--- PROVIDED RECORDS ---
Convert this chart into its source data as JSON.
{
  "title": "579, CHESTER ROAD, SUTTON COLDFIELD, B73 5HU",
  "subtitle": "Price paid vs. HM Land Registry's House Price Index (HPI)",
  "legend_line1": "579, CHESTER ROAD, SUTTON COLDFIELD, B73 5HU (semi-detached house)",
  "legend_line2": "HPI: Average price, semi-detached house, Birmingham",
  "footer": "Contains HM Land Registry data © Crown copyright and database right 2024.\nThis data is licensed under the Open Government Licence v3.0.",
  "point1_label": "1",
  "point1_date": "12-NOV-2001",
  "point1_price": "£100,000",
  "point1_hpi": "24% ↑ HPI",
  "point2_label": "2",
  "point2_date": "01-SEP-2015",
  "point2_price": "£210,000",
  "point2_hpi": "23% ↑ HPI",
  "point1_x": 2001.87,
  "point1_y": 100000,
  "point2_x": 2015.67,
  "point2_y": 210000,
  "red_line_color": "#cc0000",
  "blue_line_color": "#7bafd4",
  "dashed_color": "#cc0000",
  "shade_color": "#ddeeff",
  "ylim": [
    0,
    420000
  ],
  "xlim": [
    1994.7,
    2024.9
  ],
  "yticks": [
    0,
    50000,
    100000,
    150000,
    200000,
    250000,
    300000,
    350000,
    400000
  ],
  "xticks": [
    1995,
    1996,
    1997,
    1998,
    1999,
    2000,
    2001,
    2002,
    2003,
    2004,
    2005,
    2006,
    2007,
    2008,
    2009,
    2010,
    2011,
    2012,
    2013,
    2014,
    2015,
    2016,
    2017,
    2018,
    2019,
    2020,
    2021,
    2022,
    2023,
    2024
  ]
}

--- WHAT IS REQUIRED ---
Each line of the material above needs to be quoted exactly, please.

--- RESULT OF THE EXERCISE ---
Convert this chart into its source data as JSON.
{
  "title": "579, CHESTER ROAD, SUTTON COLDFIELD, B73 5HU",
  "subtitle": "Price paid vs. HM Land Registry's House Price Index (HPI)",
  "legend_line1": "579, CHESTER ROAD, SUTTON COLDFIELD, B73 5HU (semi-detached house)",
  "legend_line2": "HPI: Average price, semi-detached house, Birmingham",
  "footer": "Contains HM Land Registry data © Crown copyright and database right 2024.\nThis data is licensed under the Open Government Licence v3.0.",
  "point1_label": "1",
  "point1_date": "12-NOV-2001",
  "point1_price": "£100,000",
  "point1_hpi": "24% ↑ HPI",
  "point2_label": "2",
  "point2_date": "01-SEP-2015",
  "point2_price": "£210,000",
  "point2_hpi": "23% ↑ HPI",
  "point1_x": 2001.87,
  "point1_y": 100000,
  "point2_x": 2015.67,
  "point2_y": 210000,
  "red_line_color": "#cc0000",
  "blue_line_color": "#7bafd4",
  "dashed_color": "#cc0000",
  "shade_color": "#ddeeff",
  "ylim": [
    0,
    420000
  ],
  "xlim": [
    1994.7,
    2024.9
  ],
  "yticks": [
    0,
    50000,
    100000,
    150000,
    200000,
    250000,
    300000,
    350000,
    400000
  ],
  "xticks": [
    1995,
    1996,
    1997,
    1998,
    1999,
    2000,
    2001,
    2002,
    2003,
    2004,
    2005,
    2006,
    2007,
    2008,
    2009,
    2010,
    2011,
    2012,
    2013,
    2014,
    2015,
    2016,
    2017,
    2018,
    2019,
    2020,
    2021,
    2022,
    2023,
    2024
  ]
}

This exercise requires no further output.